:: PROBLEM REQUIREMENTS ::
Without the images, write out all of the following entries exactly.

# DATA SECTION start

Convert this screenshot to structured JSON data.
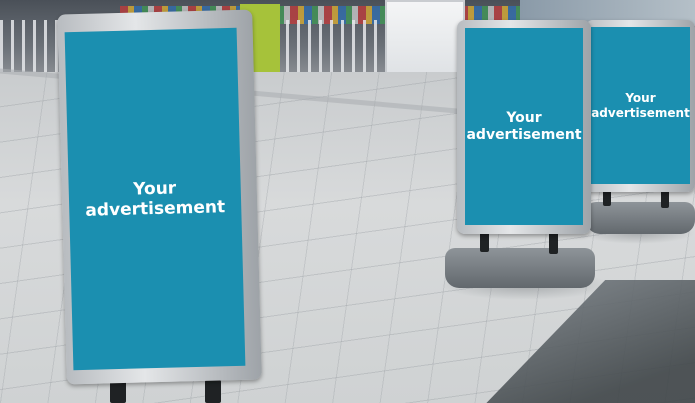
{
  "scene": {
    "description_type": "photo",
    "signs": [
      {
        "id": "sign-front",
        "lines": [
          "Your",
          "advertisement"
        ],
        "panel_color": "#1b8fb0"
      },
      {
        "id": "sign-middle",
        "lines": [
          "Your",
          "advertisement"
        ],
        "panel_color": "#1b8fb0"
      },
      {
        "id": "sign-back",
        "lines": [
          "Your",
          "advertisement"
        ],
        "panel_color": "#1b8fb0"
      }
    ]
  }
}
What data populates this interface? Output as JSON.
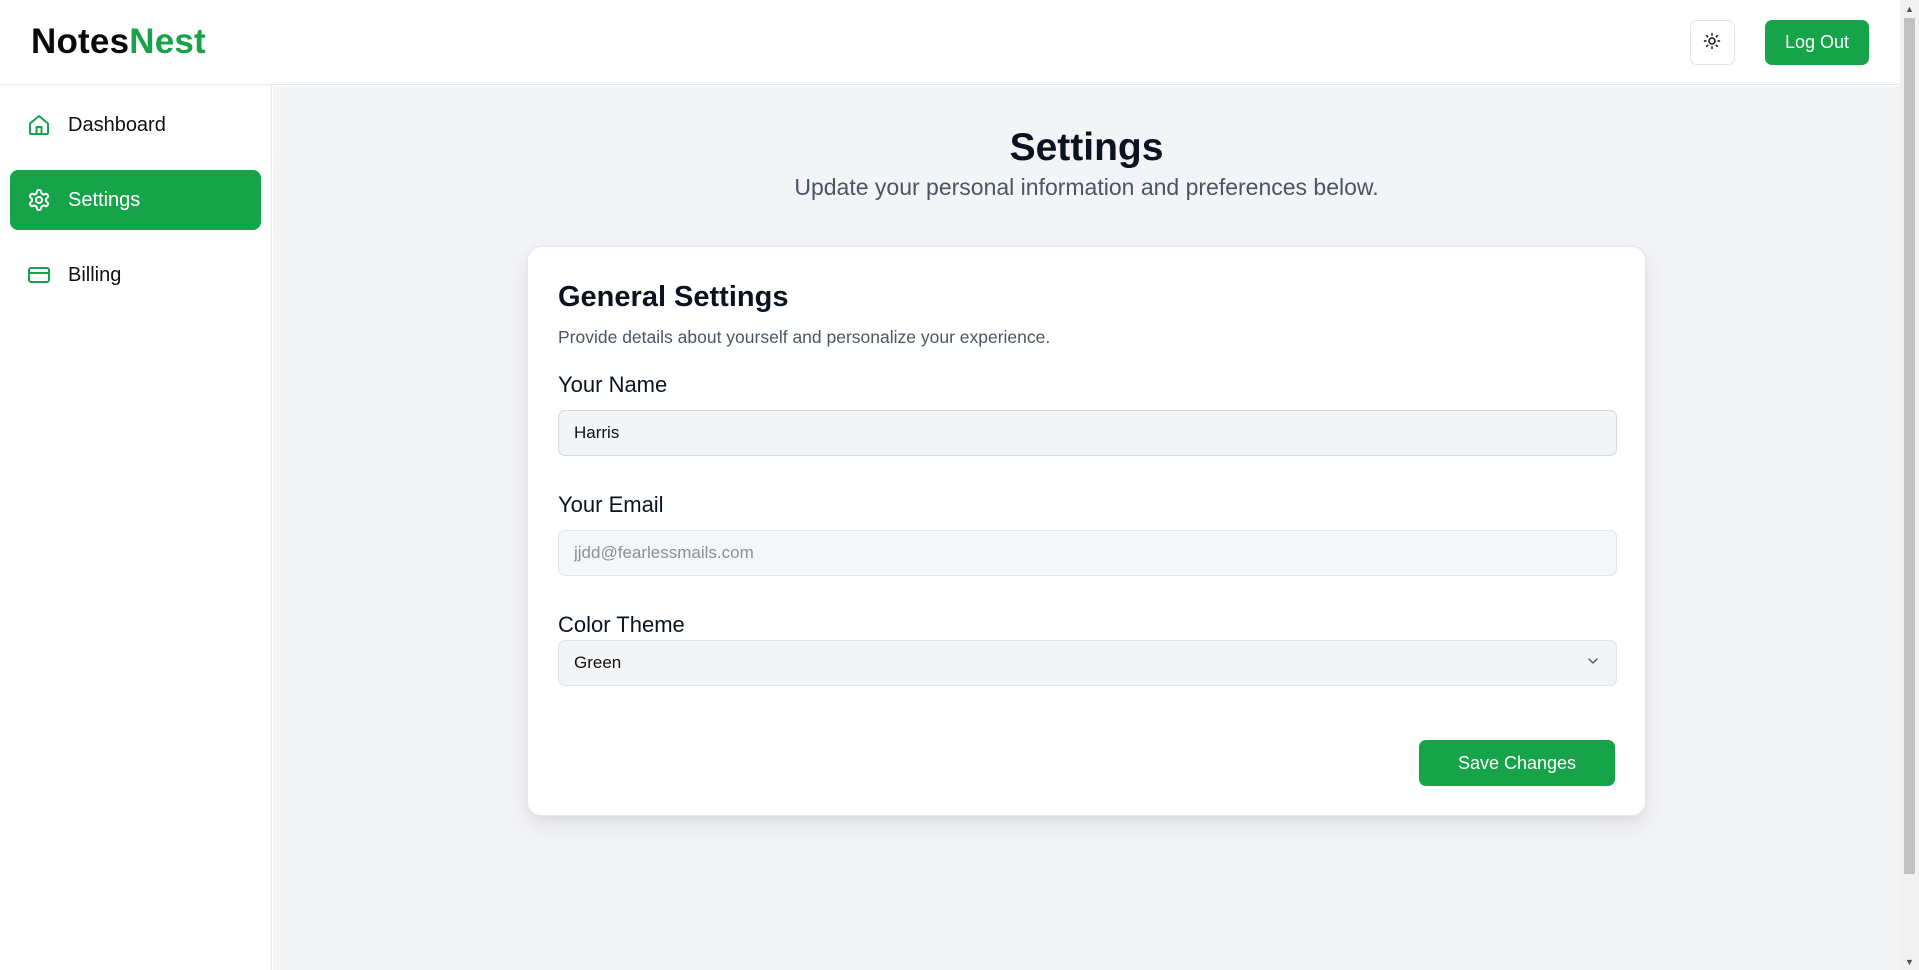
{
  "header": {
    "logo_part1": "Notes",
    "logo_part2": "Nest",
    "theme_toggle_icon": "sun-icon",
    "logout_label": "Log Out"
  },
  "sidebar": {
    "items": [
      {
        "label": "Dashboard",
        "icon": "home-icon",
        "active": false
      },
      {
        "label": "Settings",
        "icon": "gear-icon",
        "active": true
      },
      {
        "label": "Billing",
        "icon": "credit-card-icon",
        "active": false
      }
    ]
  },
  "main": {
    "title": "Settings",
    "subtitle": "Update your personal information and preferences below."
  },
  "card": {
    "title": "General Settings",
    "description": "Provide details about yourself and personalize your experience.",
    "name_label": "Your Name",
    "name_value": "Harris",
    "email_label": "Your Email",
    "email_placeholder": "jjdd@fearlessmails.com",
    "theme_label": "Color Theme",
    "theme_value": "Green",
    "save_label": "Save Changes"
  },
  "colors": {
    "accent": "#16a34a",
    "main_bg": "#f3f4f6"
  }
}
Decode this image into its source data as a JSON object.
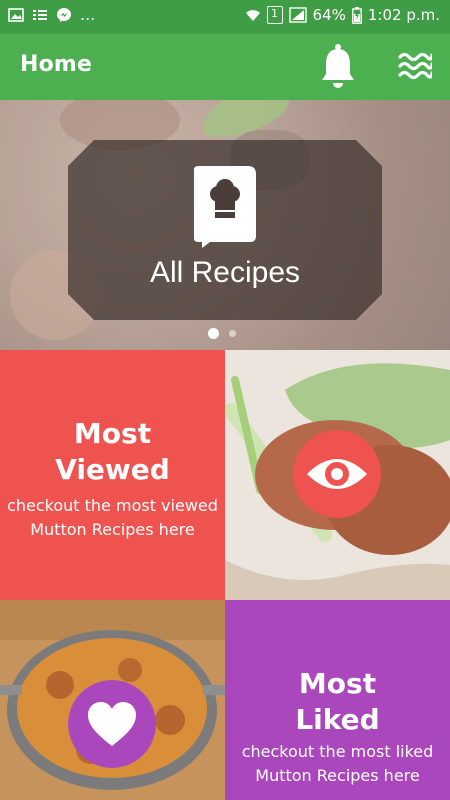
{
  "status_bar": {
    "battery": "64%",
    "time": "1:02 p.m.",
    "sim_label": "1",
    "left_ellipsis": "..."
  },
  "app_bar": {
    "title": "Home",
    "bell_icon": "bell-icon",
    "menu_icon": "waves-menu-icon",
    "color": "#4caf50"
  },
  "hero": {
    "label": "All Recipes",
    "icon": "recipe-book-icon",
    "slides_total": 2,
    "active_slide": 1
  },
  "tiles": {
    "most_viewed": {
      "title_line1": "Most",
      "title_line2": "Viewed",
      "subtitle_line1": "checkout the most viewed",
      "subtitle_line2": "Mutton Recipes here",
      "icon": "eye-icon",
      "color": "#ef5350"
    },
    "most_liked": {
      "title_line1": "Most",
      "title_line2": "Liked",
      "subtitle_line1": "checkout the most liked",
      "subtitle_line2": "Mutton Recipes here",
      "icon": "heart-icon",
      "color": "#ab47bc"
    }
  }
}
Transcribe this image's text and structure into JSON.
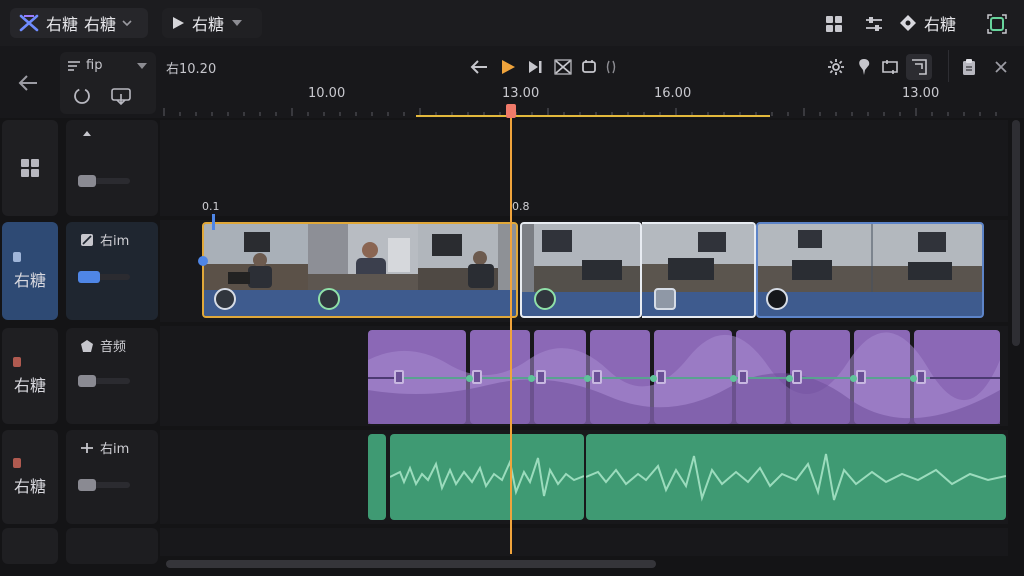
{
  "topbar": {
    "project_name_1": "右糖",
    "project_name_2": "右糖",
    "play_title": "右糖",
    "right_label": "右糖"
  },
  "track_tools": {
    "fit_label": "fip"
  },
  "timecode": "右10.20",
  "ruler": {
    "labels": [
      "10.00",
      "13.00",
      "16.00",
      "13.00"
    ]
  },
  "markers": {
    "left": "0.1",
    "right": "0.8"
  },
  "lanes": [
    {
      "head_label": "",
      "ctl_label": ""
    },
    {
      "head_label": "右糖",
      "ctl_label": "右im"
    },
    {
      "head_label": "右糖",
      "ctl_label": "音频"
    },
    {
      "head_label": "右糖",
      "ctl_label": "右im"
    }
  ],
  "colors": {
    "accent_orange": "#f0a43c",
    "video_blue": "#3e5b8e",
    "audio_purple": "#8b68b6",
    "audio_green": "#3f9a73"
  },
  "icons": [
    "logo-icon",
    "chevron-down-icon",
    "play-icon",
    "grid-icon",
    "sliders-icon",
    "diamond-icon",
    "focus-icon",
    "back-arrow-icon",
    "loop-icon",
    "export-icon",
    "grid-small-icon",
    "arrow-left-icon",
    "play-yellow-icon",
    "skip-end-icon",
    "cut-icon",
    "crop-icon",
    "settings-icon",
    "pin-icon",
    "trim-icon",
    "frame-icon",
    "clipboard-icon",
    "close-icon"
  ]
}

# DATA SECTION end

:: CORRECT OUTPUT ::
Convert this screenshot to structured JSON data.
{
  "scene": {
    "description_type": "photo",
    "signs": [
      {
        "id": "sign-front",
        "lines": [
          "Your",
          "advertisement"
        ],
        "panel_color": "#1b8fb0"
      },
      {
        "id": "sign-middle",
        "lines": [
          "Your",
          "advertisement"
        ],
        "panel_color": "#1b8fb0"
      },
      {
        "id": "sign-back",
        "lines": [
          "Your",
          "advertisement"
        ],
        "panel_color": "#1b8fb0"
      }
    ]
  }
}
What data populates this interface? Output as JSON.
{
  "header": {
    "logo_part1": "Notes",
    "logo_part2": "Nest",
    "theme_toggle_icon": "sun-icon",
    "logout_label": "Log Out"
  },
  "sidebar": {
    "items": [
      {
        "label": "Dashboard",
        "icon": "home-icon",
        "active": false
      },
      {
        "label": "Settings",
        "icon": "gear-icon",
        "active": true
      },
      {
        "label": "Billing",
        "icon": "credit-card-icon",
        "active": false
      }
    ]
  },
  "main": {
    "title": "Settings",
    "subtitle": "Update your personal information and preferences below."
  },
  "card": {
    "title": "General Settings",
    "description": "Provide details about yourself and personalize your experience.",
    "name_label": "Your Name",
    "name_value": "Harris",
    "email_label": "Your Email",
    "email_placeholder": "jjdd@fearlessmails.com",
    "theme_label": "Color Theme",
    "theme_value": "Green",
    "save_label": "Save Changes"
  },
  "colors": {
    "accent": "#16a34a",
    "main_bg": "#f3f4f6"
  }
}
Decode this image into its source data as a JSON object.
{
  "status_bar": {
    "battery": "64%",
    "time": "1:02 p.m.",
    "sim_label": "1",
    "left_ellipsis": "..."
  },
  "app_bar": {
    "title": "Home",
    "bell_icon": "bell-icon",
    "menu_icon": "waves-menu-icon",
    "color": "#4caf50"
  },
  "hero": {
    "label": "All Recipes",
    "icon": "recipe-book-icon",
    "slides_total": 2,
    "active_slide": 1
  },
  "tiles": {
    "most_viewed": {
      "title_line1": "Most",
      "title_line2": "Viewed",
      "subtitle_line1": "checkout the most viewed",
      "subtitle_line2": "Mutton Recipes here",
      "icon": "eye-icon",
      "color": "#ef5350"
    },
    "most_liked": {
      "title_line1": "Most",
      "title_line2": "Liked",
      "subtitle_line1": "checkout the most liked",
      "subtitle_line2": "Mutton Recipes here",
      "icon": "heart-icon",
      "color": "#ab47bc"
    }
  }
}
Transcribe this image's text and structure into JSON.
{
  "topbar": {
    "project_name_1": "右糖",
    "project_name_2": "右糖",
    "play_title": "右糖",
    "right_label": "右糖"
  },
  "track_tools": {
    "fit_label": "fip"
  },
  "timecode": "右10.20",
  "ruler": {
    "labels": [
      "10.00",
      "13.00",
      "16.00",
      "13.00"
    ]
  },
  "markers": {
    "left": "0.1",
    "right": "0.8"
  },
  "lanes": [
    {
      "head_label": "",
      "ctl_label": ""
    },
    {
      "head_label": "右糖",
      "ctl_label": "右im"
    },
    {
      "head_label": "右糖",
      "ctl_label": "音频"
    },
    {
      "head_label": "右糖",
      "ctl_label": "右im"
    }
  ],
  "colors": {
    "accent_orange": "#f0a43c",
    "video_blue": "#3e5b8e",
    "audio_purple": "#8b68b6",
    "audio_green": "#3f9a73"
  },
  "icons": [
    "logo-icon",
    "chevron-down-icon",
    "play-icon",
    "grid-icon",
    "sliders-icon",
    "diamond-icon",
    "focus-icon",
    "back-arrow-icon",
    "loop-icon",
    "export-icon",
    "grid-small-icon",
    "arrow-left-icon",
    "play-yellow-icon",
    "skip-end-icon",
    "cut-icon",
    "crop-icon",
    "settings-icon",
    "pin-icon",
    "trim-icon",
    "frame-icon",
    "clipboard-icon",
    "close-icon"
  ]
}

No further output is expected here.